#### STATED EXERCISE:
Take the records underneath and set them down exactly.

#### SUPPLIED DATA:
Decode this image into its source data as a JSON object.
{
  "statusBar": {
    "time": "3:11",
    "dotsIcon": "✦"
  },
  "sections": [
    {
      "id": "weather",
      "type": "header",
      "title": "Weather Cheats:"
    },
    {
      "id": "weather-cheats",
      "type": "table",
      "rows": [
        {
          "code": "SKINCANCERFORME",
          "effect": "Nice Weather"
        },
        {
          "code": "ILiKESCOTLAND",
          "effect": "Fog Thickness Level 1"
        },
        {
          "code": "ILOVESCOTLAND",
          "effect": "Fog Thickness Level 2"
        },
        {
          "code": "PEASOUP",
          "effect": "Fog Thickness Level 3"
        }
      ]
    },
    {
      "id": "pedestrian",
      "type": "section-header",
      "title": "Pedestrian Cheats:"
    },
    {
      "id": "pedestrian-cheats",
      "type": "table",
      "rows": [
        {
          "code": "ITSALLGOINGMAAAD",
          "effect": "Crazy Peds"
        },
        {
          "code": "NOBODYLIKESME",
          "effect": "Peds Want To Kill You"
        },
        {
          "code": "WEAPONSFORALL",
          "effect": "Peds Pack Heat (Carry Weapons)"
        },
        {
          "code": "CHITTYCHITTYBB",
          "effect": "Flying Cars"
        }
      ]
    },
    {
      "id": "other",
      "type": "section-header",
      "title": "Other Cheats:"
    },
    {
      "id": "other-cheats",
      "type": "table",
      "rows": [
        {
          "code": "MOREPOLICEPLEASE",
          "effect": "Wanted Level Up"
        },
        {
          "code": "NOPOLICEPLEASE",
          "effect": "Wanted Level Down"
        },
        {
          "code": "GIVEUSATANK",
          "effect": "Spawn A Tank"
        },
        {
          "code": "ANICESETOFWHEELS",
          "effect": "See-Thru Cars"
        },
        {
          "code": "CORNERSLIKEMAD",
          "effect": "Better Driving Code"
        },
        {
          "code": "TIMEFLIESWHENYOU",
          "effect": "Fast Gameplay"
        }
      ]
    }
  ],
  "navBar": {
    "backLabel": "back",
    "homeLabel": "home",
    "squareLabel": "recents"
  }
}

#### SOLUTION TO THE EXERCISE:
Decode this image into its source data as a JSON object.
{
  "statusBar": {
    "time": "3:11",
    "dotsIcon": "✦"
  },
  "sections": [
    {
      "id": "weather",
      "type": "header",
      "title": "Weather Cheats:"
    },
    {
      "id": "weather-cheats",
      "type": "table",
      "rows": [
        {
          "code": "SKINCANCERFORME",
          "effect": "Nice Weather"
        },
        {
          "code": "ILiKESCOTLAND",
          "effect": "Fog Thickness Level 1"
        },
        {
          "code": "ILOVESCOTLAND",
          "effect": "Fog Thickness Level 2"
        },
        {
          "code": "PEASOUP",
          "effect": "Fog Thickness Level 3"
        }
      ]
    },
    {
      "id": "pedestrian",
      "type": "section-header",
      "title": "Pedestrian Cheats:"
    },
    {
      "id": "pedestrian-cheats",
      "type": "table",
      "rows": [
        {
          "code": "ITSALLGOINGMAAAD",
          "effect": "Crazy Peds"
        },
        {
          "code": "NOBODYLIKESME",
          "effect": "Peds Want To Kill You"
        },
        {
          "code": "WEAPONSFORALL",
          "effect": "Peds Pack Heat (Carry Weapons)"
        },
        {
          "code": "CHITTYCHITTYBB",
          "effect": "Flying Cars"
        }
      ]
    },
    {
      "id": "other",
      "type": "section-header",
      "title": "Other Cheats:"
    },
    {
      "id": "other-cheats",
      "type": "table",
      "rows": [
        {
          "code": "MOREPOLICEPLEASE",
          "effect": "Wanted Level Up"
        },
        {
          "code": "NOPOLICEPLEASE",
          "effect": "Wanted Level Down"
        },
        {
          "code": "GIVEUSATANK",
          "effect": "Spawn A Tank"
        },
        {
          "code": "ANICESETOFWHEELS",
          "effect": "See-Thru Cars"
        },
        {
          "code": "CORNERSLIKEMAD",
          "effect": "Better Driving Code"
        },
        {
          "code": "TIMEFLIESWHENYOU",
          "effect": "Fast Gameplay"
        }
      ]
    }
  ],
  "navBar": {
    "backLabel": "back",
    "homeLabel": "home",
    "squareLabel": "recents"
  }
}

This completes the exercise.